• TASK TO CARRY OUT: Write every entry out again exactly, please, and skip the pictures.
──────── DATASET EXCERPTS ────────
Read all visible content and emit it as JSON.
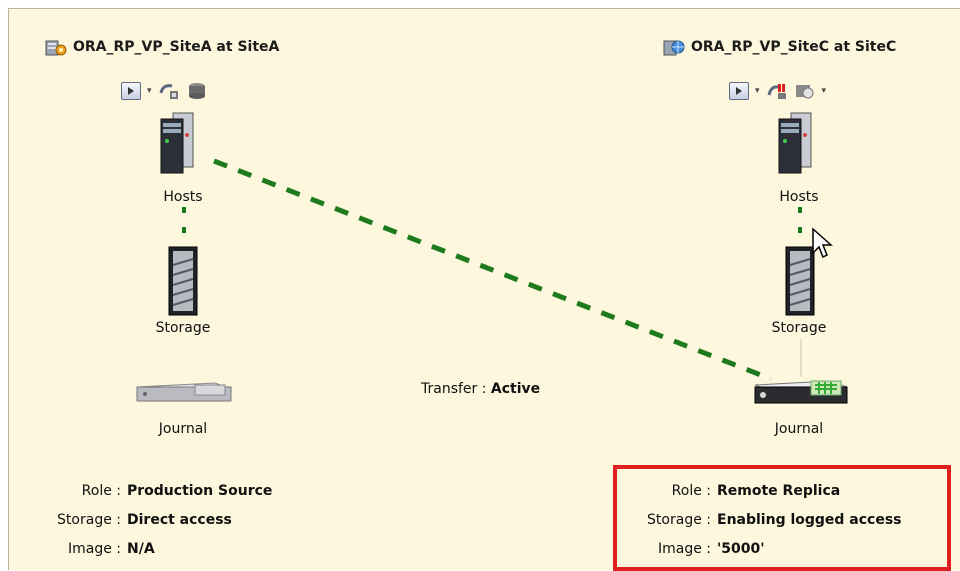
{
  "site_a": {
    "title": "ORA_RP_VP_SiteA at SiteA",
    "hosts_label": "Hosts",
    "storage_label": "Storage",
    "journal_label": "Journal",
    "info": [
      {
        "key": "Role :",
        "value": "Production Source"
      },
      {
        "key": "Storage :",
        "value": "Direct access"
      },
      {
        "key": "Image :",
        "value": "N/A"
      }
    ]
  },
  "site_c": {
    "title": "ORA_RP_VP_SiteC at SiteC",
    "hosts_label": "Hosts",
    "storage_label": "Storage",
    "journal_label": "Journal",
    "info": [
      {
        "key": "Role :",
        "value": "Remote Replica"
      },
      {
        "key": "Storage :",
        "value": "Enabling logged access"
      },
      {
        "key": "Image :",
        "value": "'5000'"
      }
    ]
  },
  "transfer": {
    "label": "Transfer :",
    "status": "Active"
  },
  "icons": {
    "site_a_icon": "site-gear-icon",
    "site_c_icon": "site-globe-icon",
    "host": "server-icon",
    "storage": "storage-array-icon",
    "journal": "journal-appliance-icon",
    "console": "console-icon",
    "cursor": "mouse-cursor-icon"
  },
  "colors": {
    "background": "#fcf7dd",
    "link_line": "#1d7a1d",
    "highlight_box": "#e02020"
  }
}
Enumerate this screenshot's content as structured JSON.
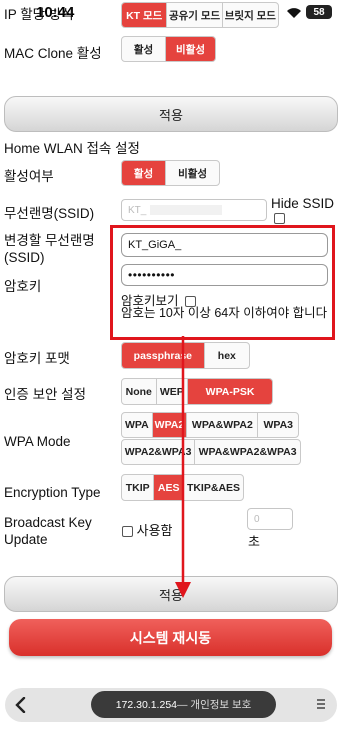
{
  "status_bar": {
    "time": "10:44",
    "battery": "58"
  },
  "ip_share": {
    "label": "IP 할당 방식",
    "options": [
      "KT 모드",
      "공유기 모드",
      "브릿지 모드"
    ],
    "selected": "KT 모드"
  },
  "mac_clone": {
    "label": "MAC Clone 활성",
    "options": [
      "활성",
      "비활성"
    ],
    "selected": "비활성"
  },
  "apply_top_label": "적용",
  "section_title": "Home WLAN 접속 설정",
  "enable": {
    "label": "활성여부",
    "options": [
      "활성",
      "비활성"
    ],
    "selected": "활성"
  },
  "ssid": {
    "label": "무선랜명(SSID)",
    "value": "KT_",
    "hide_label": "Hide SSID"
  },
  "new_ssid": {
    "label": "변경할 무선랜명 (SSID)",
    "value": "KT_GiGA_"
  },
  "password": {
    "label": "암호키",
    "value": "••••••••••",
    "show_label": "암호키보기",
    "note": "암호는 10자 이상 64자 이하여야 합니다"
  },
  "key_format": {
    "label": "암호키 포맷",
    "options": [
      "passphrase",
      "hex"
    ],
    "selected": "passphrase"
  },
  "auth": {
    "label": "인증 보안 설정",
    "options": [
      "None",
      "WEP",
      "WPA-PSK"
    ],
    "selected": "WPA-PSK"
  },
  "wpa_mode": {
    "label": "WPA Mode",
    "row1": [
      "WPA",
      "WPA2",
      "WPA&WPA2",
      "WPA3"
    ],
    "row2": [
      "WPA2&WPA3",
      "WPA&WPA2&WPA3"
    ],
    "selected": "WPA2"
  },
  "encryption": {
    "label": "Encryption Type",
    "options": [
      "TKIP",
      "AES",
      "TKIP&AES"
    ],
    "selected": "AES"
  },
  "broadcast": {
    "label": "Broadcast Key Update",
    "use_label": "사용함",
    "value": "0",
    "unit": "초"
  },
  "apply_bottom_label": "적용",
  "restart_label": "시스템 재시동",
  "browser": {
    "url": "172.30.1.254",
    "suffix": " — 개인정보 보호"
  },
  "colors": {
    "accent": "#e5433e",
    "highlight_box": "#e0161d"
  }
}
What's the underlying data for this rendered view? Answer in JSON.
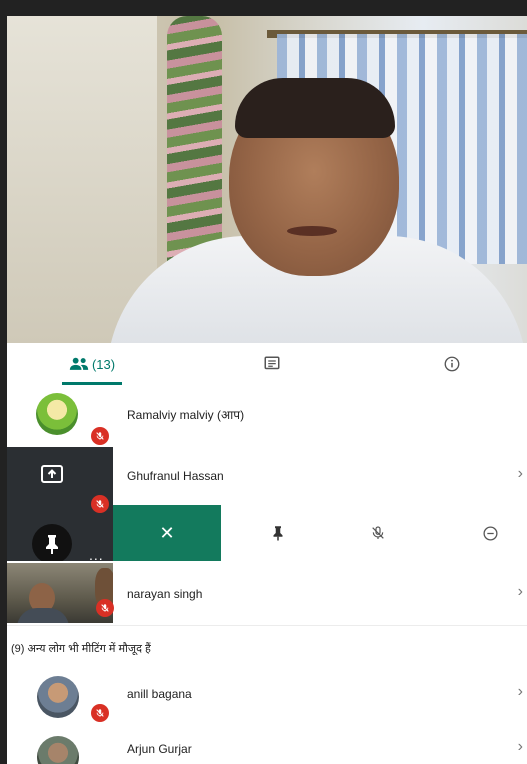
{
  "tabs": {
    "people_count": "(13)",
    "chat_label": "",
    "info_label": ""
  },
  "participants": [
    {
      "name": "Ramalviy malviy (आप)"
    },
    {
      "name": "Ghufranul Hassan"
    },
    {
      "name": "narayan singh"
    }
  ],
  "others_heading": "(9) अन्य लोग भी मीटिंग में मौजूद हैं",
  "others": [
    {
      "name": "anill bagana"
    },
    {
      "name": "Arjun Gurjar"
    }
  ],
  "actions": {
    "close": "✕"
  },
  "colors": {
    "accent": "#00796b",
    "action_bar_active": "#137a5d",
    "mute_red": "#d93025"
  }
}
────────
• OUTPUT OF THE EXERCISE:
Read all visible content and emit it as JSON.
{
  "site_a": {
    "title": "ORA_RP_VP_SiteA at SiteA",
    "hosts_label": "Hosts",
    "storage_label": "Storage",
    "journal_label": "Journal",
    "info": [
      {
        "key": "Role :",
        "value": "Production Source"
      },
      {
        "key": "Storage :",
        "value": "Direct access"
      },
      {
        "key": "Image :",
        "value": "N/A"
      }
    ]
  },
  "site_c": {
    "title": "ORA_RP_VP_SiteC at SiteC",
    "hosts_label": "Hosts",
    "storage_label": "Storage",
    "journal_label": "Journal",
    "info": [
      {
        "key": "Role :",
        "value": "Remote Replica"
      },
      {
        "key": "Storage :",
        "value": "Enabling logged access"
      },
      {
        "key": "Image :",
        "value": "'5000'"
      }
    ]
  },
  "transfer": {
    "label": "Transfer :",
    "status": "Active"
  },
  "icons": {
    "site_a_icon": "site-gear-icon",
    "site_c_icon": "site-globe-icon",
    "host": "server-icon",
    "storage": "storage-array-icon",
    "journal": "journal-appliance-icon",
    "console": "console-icon",
    "cursor": "mouse-cursor-icon"
  },
  "colors": {
    "background": "#fcf7dd",
    "link_line": "#1d7a1d",
    "highlight_box": "#e02020"
  }
}
Enumerate this screenshot's content as structured JSON.
{
  "status_bar": {
    "time": "10:44",
    "battery": "58"
  },
  "ip_share": {
    "label": "IP 할당 방식",
    "options": [
      "KT 모드",
      "공유기 모드",
      "브릿지 모드"
    ],
    "selected": "KT 모드"
  },
  "mac_clone": {
    "label": "MAC Clone 활성",
    "options": [
      "활성",
      "비활성"
    ],
    "selected": "비활성"
  },
  "apply_top_label": "적용",
  "section_title": "Home WLAN 접속 설정",
  "enable": {
    "label": "활성여부",
    "options": [
      "활성",
      "비활성"
    ],
    "selected": "활성"
  },
  "ssid": {
    "label": "무선랜명(SSID)",
    "value": "KT_",
    "hide_label": "Hide SSID"
  },
  "new_ssid": {
    "label": "변경할 무선랜명 (SSID)",
    "value": "KT_GiGA_"
  },
  "password": {
    "label": "암호키",
    "value": "••••••••••",
    "show_label": "암호키보기",
    "note": "암호는 10자 이상 64자 이하여야 합니다"
  },
  "key_format": {
    "label": "암호키 포맷",
    "options": [
      "passphrase",
      "hex"
    ],
    "selected": "passphrase"
  },
  "auth": {
    "label": "인증 보안 설정",
    "options": [
      "None",
      "WEP",
      "WPA-PSK"
    ],
    "selected": "WPA-PSK"
  },
  "wpa_mode": {
    "label": "WPA Mode",
    "row1": [
      "WPA",
      "WPA2",
      "WPA&WPA2",
      "WPA3"
    ],
    "row2": [
      "WPA2&WPA3",
      "WPA&WPA2&WPA3"
    ],
    "selected": "WPA2"
  },
  "encryption": {
    "label": "Encryption Type",
    "options": [
      "TKIP",
      "AES",
      "TKIP&AES"
    ],
    "selected": "AES"
  },
  "broadcast": {
    "label": "Broadcast Key Update",
    "use_label": "사용함",
    "value": "0",
    "unit": "초"
  },
  "apply_bottom_label": "적용",
  "restart_label": "시스템 재시동",
  "browser": {
    "url": "172.30.1.254",
    "suffix": " — 개인정보 보호"
  },
  "colors": {
    "accent": "#e5433e",
    "highlight_box": "#e0161d"
  }
}
What's the underlying data for this rendered view? Answer in JSON.
{
  "tabs": {
    "people_count": "(13)",
    "chat_label": "",
    "info_label": ""
  },
  "participants": [
    {
      "name": "Ramalviy malviy (आप)"
    },
    {
      "name": "Ghufranul Hassan"
    },
    {
      "name": "narayan singh"
    }
  ],
  "others_heading": "(9) अन्य लोग भी मीटिंग में मौजूद हैं",
  "others": [
    {
      "name": "anill bagana"
    },
    {
      "name": "Arjun Gurjar"
    }
  ],
  "actions": {
    "close": "✕"
  },
  "colors": {
    "accent": "#00796b",
    "action_bar_active": "#137a5d",
    "mute_red": "#d93025"
  }
}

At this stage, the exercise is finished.